• [Written task]: Pick out and copy every line below that has the word "ndscope".

Extracted data entries:
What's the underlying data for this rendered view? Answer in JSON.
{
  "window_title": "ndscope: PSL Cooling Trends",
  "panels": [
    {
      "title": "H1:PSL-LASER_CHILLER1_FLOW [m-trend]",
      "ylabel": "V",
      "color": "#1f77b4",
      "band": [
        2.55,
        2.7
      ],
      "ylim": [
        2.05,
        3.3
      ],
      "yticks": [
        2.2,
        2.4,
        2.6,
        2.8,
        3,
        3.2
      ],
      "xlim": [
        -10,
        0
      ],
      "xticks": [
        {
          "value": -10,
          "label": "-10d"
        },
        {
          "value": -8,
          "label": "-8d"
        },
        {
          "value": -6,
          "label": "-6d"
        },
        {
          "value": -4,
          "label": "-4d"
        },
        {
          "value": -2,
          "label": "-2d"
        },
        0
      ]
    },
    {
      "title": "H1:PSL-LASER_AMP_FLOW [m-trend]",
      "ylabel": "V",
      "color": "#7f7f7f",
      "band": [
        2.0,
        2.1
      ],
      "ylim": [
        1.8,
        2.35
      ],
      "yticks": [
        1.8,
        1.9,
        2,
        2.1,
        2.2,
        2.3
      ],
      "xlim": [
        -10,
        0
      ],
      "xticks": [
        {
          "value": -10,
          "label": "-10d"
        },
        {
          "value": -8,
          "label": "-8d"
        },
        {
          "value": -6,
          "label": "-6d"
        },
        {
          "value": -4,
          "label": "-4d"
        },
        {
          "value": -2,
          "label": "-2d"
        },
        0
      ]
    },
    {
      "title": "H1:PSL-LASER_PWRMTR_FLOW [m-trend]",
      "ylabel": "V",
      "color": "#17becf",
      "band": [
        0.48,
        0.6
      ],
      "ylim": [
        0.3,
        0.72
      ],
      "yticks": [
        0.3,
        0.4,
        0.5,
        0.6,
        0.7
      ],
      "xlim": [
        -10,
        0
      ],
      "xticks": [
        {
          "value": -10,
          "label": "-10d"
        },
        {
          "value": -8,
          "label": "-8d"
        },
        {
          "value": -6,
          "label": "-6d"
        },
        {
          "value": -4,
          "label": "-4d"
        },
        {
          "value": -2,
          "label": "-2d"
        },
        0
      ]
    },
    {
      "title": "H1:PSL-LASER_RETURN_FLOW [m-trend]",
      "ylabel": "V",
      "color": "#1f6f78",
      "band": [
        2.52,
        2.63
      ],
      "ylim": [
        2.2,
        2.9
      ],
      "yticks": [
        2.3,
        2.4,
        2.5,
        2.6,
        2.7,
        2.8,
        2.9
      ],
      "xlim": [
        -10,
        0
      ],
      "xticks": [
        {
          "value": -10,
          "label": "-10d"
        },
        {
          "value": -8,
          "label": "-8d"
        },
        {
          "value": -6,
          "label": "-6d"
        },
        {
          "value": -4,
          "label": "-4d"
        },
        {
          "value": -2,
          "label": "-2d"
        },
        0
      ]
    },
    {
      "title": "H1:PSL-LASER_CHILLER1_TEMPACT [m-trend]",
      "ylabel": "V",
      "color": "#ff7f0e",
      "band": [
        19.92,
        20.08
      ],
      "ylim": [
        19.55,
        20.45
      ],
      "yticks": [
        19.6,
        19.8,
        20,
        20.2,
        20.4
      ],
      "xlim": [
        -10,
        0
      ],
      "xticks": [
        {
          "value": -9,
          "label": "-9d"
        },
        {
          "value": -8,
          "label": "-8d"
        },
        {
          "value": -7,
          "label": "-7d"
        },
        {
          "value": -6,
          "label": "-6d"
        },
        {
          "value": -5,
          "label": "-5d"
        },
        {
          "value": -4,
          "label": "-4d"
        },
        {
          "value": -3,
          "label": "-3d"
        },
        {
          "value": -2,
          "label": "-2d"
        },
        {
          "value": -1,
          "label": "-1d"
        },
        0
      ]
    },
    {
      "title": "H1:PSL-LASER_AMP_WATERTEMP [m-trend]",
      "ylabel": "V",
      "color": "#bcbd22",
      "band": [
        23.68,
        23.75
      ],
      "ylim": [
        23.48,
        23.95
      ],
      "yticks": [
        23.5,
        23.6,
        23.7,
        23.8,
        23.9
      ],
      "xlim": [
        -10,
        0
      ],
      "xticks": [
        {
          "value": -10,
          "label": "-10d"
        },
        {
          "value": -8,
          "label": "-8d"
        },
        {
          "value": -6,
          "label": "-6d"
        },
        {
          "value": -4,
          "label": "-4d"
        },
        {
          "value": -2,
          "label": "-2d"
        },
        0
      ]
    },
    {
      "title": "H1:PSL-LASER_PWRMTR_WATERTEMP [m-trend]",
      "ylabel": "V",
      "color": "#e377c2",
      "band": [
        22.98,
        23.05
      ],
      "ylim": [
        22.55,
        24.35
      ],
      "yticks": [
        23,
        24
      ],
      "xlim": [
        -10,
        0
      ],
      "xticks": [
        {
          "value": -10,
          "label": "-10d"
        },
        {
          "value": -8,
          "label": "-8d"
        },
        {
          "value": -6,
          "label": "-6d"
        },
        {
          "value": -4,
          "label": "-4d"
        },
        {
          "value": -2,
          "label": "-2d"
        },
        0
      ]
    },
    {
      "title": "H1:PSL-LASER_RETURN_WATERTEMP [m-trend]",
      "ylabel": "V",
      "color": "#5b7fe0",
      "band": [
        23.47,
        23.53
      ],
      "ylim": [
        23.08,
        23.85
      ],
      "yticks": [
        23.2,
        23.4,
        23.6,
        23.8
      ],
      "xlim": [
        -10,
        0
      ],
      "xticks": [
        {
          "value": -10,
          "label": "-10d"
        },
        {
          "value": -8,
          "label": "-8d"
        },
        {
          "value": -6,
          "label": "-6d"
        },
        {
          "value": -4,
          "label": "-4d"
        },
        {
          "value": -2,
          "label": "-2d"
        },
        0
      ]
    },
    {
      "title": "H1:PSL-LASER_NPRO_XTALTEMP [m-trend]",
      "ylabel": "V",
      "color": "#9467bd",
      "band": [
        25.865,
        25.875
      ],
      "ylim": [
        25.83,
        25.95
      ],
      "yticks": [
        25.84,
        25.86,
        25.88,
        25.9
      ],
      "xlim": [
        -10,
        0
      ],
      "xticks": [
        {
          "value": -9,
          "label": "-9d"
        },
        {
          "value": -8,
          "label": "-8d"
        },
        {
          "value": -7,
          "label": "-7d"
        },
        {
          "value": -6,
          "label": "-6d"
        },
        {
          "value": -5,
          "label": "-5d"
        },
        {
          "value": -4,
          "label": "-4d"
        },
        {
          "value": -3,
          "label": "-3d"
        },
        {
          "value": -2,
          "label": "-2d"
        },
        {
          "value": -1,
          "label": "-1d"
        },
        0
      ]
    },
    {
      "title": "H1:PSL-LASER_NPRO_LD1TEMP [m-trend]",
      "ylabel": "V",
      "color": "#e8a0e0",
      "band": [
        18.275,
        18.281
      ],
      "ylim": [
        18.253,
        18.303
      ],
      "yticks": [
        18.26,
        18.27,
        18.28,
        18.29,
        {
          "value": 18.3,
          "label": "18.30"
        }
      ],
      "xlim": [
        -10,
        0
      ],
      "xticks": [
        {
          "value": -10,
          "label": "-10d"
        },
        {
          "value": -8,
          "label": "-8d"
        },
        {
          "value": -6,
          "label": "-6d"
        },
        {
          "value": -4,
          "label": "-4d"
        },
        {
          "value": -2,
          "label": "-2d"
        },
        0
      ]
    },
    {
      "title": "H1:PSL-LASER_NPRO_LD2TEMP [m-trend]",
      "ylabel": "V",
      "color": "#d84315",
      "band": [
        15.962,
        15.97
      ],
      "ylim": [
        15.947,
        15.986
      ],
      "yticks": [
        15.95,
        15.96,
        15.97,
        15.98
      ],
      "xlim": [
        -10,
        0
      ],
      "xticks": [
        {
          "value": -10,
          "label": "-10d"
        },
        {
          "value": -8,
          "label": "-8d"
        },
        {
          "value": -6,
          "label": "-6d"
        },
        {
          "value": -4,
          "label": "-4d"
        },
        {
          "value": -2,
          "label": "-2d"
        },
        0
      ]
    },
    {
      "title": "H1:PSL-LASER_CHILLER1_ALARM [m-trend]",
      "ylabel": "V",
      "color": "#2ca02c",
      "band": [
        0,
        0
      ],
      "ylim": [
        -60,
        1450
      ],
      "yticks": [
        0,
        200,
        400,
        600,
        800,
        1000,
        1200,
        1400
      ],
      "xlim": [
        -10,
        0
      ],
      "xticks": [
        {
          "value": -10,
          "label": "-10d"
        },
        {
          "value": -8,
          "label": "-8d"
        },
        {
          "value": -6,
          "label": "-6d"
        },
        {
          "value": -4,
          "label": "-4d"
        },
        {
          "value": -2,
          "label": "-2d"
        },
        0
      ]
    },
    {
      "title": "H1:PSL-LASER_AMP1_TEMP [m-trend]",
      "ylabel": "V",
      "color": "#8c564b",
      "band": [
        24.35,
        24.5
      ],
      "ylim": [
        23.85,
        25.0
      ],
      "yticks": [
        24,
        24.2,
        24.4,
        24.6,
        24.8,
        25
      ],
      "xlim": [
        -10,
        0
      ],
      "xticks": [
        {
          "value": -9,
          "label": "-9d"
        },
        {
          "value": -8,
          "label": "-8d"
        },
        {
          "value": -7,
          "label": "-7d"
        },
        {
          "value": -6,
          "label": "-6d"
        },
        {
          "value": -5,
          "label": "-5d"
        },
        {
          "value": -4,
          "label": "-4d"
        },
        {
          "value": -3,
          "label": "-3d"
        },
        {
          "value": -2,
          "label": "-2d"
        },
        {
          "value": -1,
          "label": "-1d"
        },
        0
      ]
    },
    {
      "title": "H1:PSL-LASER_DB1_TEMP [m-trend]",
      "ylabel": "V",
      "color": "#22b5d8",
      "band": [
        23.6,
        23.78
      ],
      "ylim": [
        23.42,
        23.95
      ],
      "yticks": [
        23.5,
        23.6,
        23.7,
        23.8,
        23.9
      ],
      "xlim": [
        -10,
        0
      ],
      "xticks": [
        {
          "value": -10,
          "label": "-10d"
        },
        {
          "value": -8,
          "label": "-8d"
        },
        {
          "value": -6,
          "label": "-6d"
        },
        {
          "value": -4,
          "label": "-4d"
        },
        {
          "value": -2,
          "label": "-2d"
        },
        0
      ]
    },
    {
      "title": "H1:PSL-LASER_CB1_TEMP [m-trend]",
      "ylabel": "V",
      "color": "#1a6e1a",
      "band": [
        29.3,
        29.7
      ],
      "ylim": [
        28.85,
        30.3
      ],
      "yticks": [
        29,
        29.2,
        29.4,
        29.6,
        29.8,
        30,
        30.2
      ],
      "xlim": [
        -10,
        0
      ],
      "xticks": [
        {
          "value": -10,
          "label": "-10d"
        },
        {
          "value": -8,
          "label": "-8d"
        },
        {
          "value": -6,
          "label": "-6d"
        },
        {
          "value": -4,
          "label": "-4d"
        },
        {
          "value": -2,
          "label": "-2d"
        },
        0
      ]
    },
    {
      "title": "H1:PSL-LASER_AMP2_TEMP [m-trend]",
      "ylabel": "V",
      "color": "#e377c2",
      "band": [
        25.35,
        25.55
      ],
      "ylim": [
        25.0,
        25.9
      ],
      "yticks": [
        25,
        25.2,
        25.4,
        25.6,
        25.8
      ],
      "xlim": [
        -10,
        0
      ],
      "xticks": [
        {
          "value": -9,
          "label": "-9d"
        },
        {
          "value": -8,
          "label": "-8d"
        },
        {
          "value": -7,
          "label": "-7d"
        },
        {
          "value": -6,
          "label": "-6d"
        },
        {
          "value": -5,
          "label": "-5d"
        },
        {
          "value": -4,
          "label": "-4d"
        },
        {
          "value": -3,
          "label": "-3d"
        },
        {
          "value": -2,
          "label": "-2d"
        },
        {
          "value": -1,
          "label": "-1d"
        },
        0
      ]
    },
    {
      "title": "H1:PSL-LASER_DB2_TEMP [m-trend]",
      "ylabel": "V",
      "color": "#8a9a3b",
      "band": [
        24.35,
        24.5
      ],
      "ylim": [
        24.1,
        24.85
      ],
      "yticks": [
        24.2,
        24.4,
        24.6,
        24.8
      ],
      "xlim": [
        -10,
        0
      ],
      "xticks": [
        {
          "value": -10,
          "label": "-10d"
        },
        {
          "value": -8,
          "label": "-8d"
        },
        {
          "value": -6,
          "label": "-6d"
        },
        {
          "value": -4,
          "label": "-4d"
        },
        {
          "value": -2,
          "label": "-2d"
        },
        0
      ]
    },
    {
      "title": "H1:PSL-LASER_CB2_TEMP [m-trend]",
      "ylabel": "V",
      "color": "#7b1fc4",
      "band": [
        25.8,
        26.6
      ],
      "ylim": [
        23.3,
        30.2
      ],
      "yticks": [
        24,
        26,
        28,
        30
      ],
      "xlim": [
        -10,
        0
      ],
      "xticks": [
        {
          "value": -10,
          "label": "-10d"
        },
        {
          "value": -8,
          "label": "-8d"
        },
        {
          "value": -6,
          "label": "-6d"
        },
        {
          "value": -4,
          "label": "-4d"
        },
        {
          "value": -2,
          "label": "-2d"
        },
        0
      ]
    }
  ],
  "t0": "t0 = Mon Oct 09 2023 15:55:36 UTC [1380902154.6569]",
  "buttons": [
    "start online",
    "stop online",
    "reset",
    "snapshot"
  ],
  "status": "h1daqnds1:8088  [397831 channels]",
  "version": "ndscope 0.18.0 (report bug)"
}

• [Task response]:
  "window_title": "ndscope: PSL Cooling Trends",
  "version": "ndscope 0.18.0 (report bug)"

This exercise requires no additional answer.